:: WHAT TO DO ::
From the listing below, pull out all lines with "JSON" in them.

* * * * * * * * *

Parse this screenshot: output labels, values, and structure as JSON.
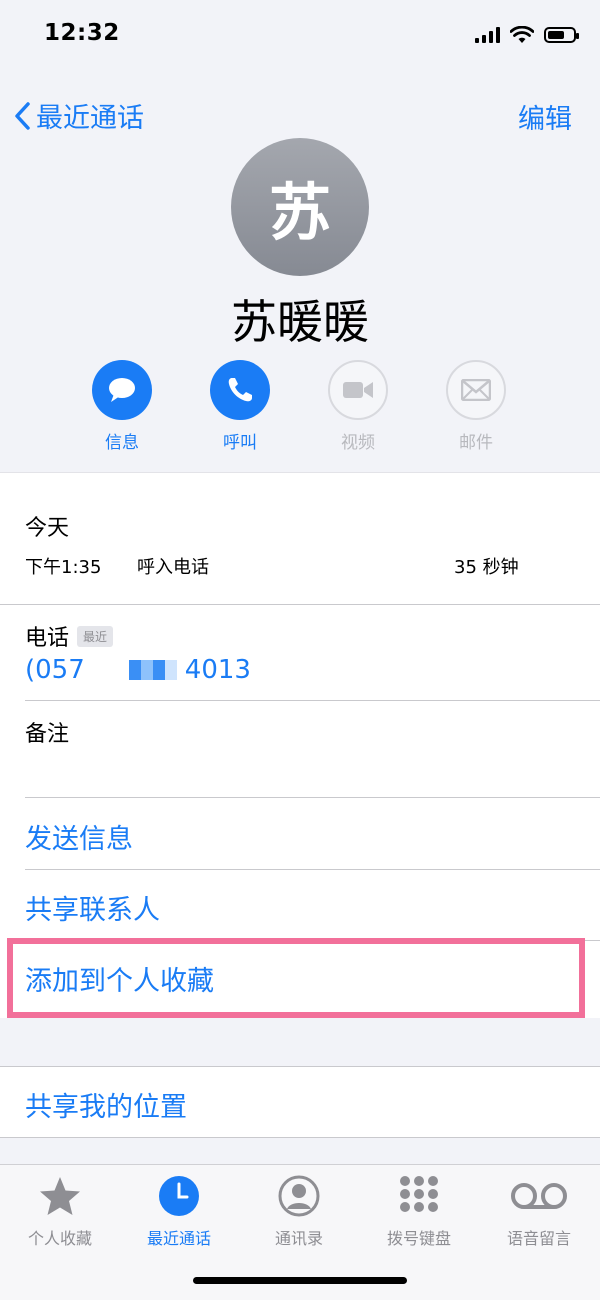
{
  "status": {
    "time": "12:32"
  },
  "nav": {
    "back_label": "最近通话",
    "edit_label": "编辑"
  },
  "contact": {
    "avatar_initial": "苏",
    "name": "苏暖暖"
  },
  "actions": [
    {
      "label": "信息",
      "icon": "message-bubble-icon",
      "enabled": true
    },
    {
      "label": "呼叫",
      "icon": "phone-icon",
      "enabled": true
    },
    {
      "label": "视频",
      "icon": "video-camera-icon",
      "enabled": false
    },
    {
      "label": "邮件",
      "icon": "mail-envelope-icon",
      "enabled": false
    }
  ],
  "recent": {
    "day": "今天",
    "time": "下午1:35",
    "type": "呼入电话",
    "duration": "35 秒钟"
  },
  "phone": {
    "label": "电话",
    "badge": "最近",
    "number_prefix": "(057",
    "number_suffix": "4013"
  },
  "notes": {
    "label": "备注"
  },
  "links": {
    "send_message": "发送信息",
    "share_contact": "共享联系人",
    "add_favorite": "添加到个人收藏",
    "share_location": "共享我的位置"
  },
  "tabbar": [
    {
      "label": "个人收藏",
      "icon": "star-icon",
      "active": false
    },
    {
      "label": "最近通话",
      "icon": "clock-icon",
      "active": true
    },
    {
      "label": "通讯录",
      "icon": "person-circle-icon",
      "active": false
    },
    {
      "label": "拨号键盘",
      "icon": "keypad-icon",
      "active": false
    },
    {
      "label": "语音留言",
      "icon": "voicemail-icon",
      "active": false
    }
  ],
  "colors": {
    "accent": "#1a7cf5",
    "highlight": "#f2709a",
    "disabled": "#b8b9be"
  }
}
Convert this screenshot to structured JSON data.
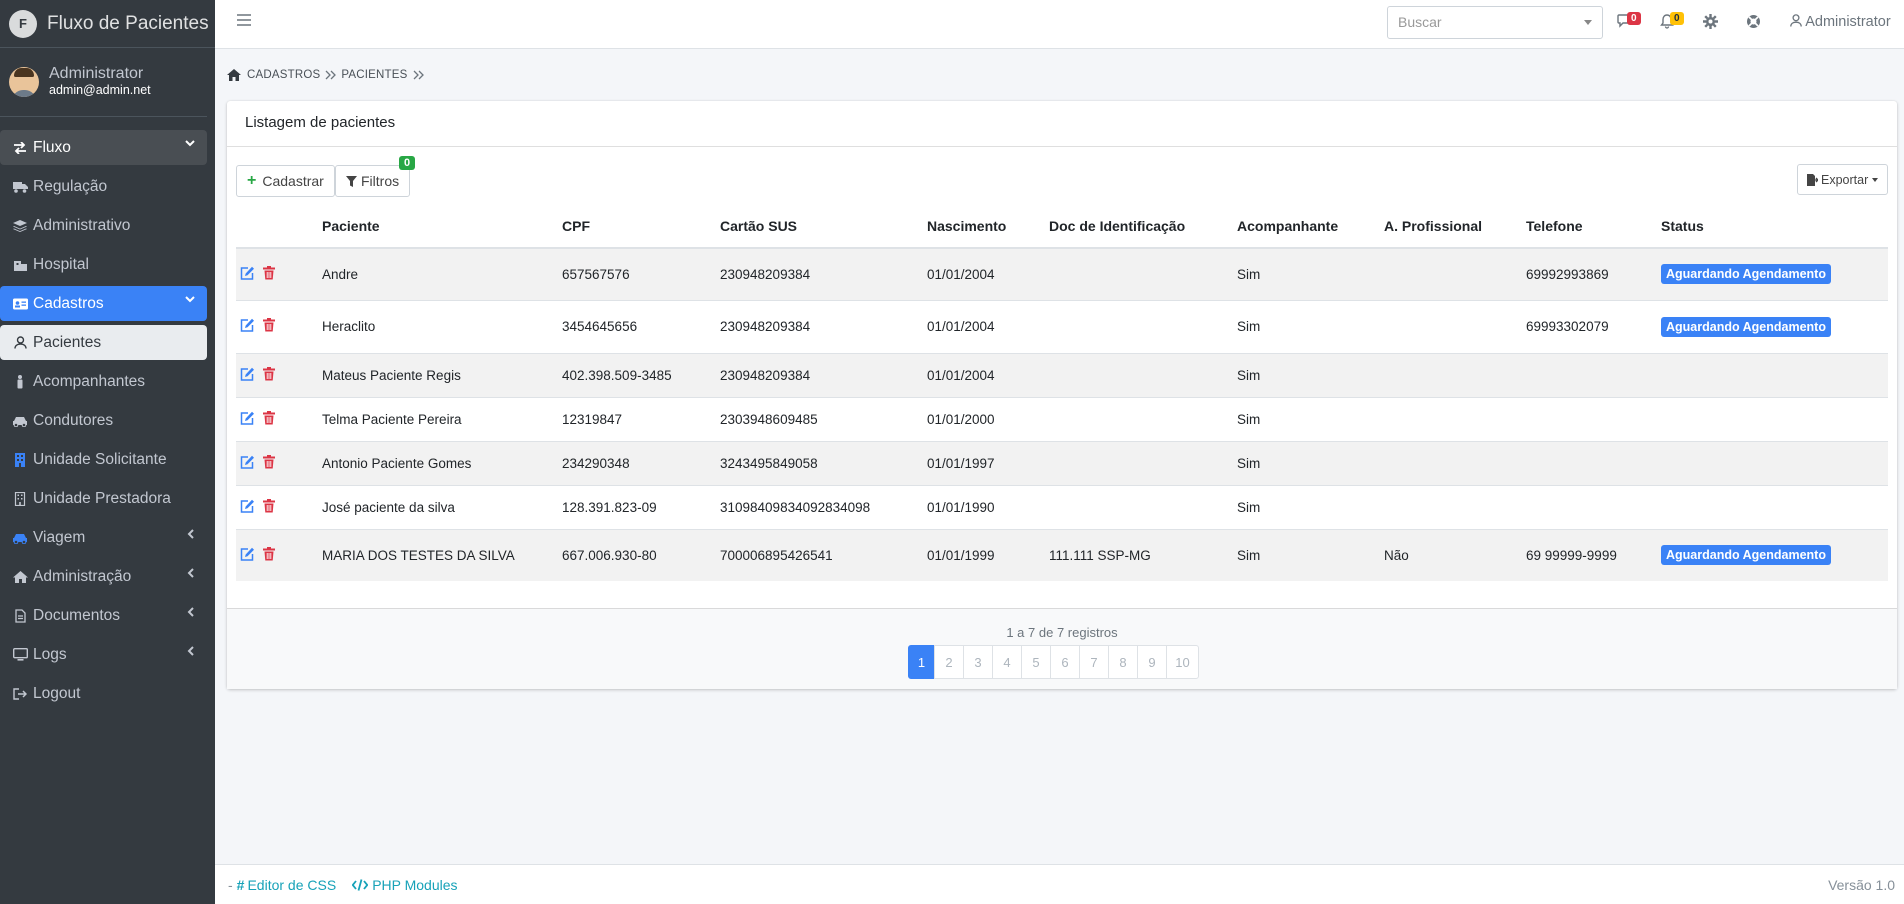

* * * * * * * * *

:: TASK OUTPUT ::
Parse this screenshot: output labels, values, and structure as JSON.
Convert this screenshot to structured JSON data.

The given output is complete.